** Start of DATA SECTION **

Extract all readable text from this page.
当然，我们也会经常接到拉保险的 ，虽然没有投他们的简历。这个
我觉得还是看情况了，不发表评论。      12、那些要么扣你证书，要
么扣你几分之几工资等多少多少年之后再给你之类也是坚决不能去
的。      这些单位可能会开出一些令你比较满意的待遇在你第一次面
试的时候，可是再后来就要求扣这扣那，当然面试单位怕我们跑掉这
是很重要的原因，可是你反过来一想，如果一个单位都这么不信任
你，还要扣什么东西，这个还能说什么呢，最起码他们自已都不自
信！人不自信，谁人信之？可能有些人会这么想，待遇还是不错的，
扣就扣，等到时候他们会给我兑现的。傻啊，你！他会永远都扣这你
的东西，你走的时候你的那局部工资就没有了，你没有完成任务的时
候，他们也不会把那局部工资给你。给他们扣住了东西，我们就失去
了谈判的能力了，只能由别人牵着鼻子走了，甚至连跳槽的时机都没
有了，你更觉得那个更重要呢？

** End of DATA SECTION **
** Start of DATA SECTION **

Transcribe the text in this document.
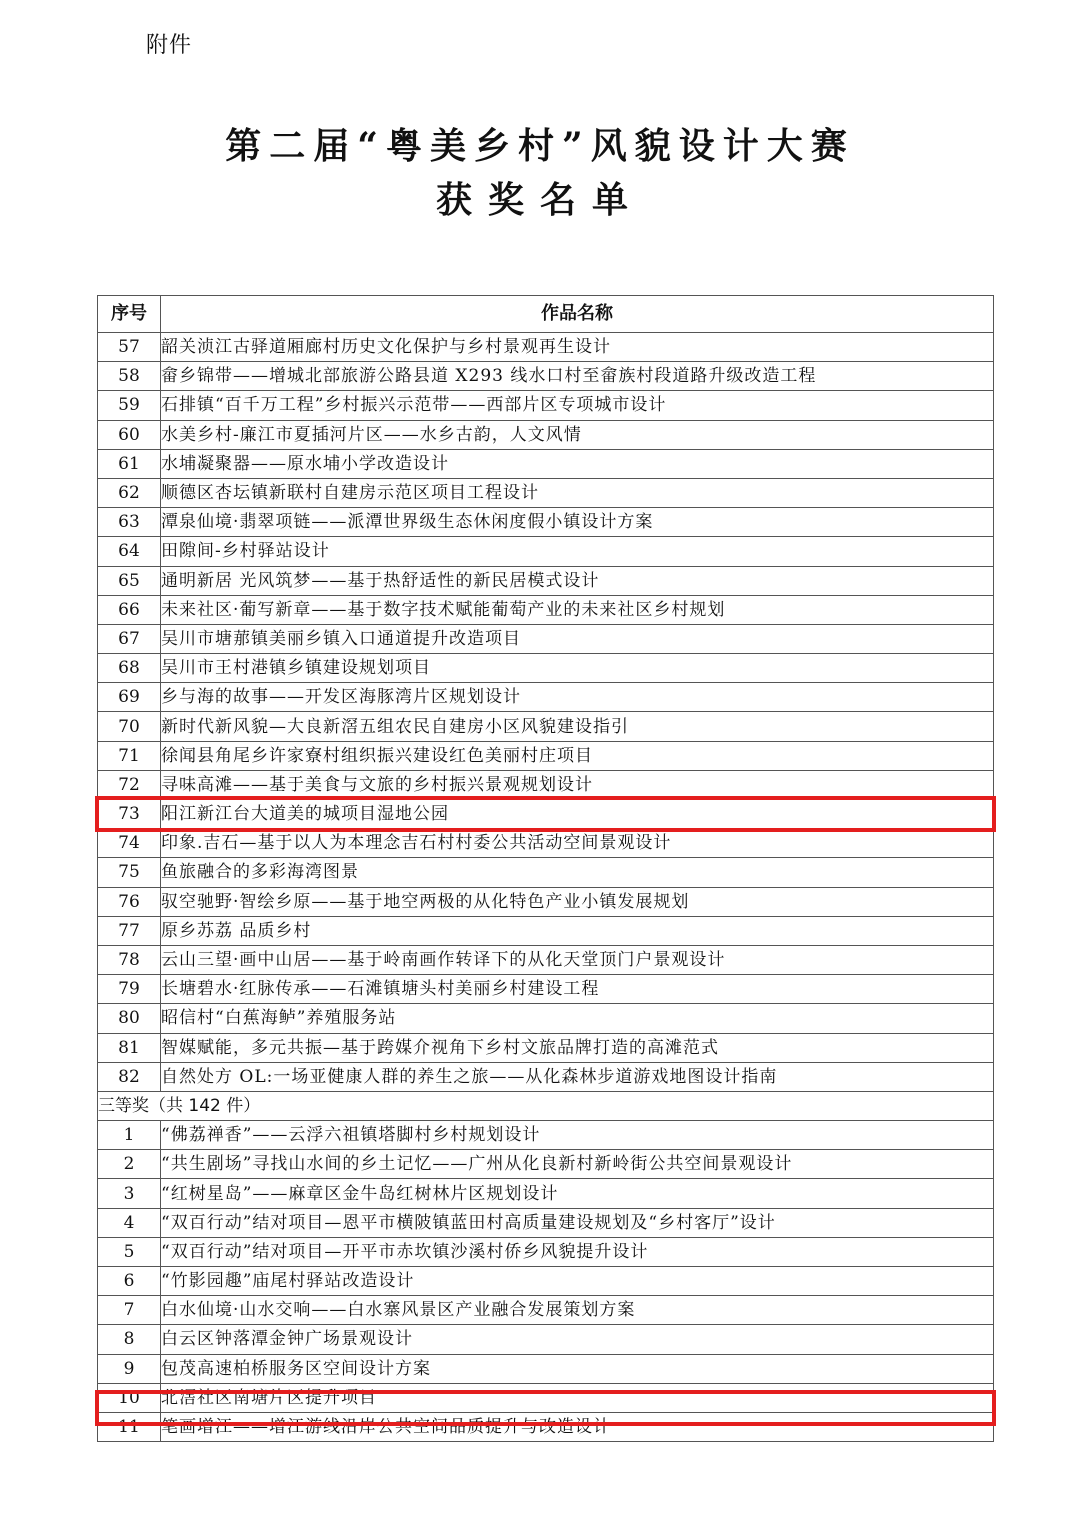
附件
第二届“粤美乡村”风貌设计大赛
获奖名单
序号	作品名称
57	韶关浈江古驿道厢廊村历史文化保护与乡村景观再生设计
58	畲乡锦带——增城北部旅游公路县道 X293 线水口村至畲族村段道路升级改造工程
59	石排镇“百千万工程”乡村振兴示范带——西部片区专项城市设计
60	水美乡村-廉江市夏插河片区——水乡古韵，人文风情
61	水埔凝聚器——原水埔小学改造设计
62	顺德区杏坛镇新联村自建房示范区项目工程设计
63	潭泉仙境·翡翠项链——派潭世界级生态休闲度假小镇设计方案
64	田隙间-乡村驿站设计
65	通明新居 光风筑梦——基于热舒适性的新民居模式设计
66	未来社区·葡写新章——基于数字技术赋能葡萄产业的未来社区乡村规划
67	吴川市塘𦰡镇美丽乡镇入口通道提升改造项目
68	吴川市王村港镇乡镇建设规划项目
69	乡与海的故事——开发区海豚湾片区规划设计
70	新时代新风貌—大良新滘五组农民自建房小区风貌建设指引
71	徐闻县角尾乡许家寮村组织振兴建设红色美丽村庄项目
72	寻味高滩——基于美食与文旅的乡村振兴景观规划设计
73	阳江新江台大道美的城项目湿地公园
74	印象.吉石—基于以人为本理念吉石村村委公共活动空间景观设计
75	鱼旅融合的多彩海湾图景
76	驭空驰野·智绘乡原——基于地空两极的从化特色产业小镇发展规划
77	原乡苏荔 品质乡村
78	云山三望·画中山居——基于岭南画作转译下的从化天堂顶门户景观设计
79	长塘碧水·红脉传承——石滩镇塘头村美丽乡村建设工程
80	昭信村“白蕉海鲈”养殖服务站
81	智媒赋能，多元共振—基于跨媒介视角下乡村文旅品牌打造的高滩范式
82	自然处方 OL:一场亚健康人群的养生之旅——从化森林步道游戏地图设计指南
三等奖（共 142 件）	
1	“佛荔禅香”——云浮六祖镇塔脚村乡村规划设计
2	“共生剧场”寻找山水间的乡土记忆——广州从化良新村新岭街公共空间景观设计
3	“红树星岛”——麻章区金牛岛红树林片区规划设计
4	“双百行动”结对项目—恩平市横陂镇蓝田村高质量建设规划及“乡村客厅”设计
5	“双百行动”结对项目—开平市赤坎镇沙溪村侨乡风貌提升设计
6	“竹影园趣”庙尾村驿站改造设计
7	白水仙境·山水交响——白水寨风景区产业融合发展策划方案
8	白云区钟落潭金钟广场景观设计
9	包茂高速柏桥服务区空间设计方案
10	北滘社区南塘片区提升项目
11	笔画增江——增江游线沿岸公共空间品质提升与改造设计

** End of DATA SECTION **

■ REQUIRED TASK ■
Return all the lines that contain the string "this".

■ FINISHED EXERCISE ■
Extract all readable text from this page.
Transcribe the text in this document.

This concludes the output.